* [Problem statement]
From the listing below, pull out the lines that hold "CITY".

* [Entries supplied]
——————————

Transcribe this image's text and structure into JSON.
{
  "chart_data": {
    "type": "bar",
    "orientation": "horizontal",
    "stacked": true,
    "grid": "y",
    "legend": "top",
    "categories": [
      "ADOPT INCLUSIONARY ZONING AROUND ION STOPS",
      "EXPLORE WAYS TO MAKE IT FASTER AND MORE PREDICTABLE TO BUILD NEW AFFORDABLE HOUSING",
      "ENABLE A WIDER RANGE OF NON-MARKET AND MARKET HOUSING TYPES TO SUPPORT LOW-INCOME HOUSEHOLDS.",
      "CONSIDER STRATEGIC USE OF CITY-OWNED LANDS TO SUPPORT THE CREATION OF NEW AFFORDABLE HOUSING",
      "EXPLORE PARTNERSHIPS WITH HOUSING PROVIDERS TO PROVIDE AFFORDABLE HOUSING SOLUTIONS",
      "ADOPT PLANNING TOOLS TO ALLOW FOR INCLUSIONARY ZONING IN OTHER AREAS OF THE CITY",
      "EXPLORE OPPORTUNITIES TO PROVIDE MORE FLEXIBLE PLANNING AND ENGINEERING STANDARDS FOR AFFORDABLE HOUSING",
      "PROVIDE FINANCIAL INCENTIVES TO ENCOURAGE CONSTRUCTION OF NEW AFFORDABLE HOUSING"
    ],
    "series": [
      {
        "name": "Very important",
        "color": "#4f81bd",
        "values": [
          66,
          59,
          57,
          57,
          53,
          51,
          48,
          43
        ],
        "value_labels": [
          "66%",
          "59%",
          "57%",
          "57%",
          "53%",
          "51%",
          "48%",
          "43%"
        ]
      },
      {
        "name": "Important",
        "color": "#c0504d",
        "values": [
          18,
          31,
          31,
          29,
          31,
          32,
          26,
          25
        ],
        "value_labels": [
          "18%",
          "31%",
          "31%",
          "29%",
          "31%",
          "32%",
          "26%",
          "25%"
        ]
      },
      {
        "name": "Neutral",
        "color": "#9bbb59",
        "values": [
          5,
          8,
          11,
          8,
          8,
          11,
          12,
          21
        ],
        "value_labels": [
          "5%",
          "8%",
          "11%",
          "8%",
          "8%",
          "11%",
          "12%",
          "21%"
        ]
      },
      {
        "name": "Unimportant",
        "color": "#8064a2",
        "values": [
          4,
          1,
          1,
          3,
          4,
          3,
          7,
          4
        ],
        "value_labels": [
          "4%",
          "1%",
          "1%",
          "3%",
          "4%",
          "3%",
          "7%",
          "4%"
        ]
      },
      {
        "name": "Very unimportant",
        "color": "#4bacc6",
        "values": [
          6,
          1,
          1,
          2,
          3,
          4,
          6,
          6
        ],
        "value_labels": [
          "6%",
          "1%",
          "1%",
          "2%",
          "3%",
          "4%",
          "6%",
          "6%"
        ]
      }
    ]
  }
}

——————————

* [Result of the exercise]
      "CONSIDER STRATEGIC USE OF CITY-OWNED LANDS TO SUPPORT THE CREATION OF NEW AFFORDABLE HOUSING",
      "ADOPT PLANNING TOOLS TO ALLOW FOR INCLUSIONARY ZONING IN OTHER AREAS OF THE CITY",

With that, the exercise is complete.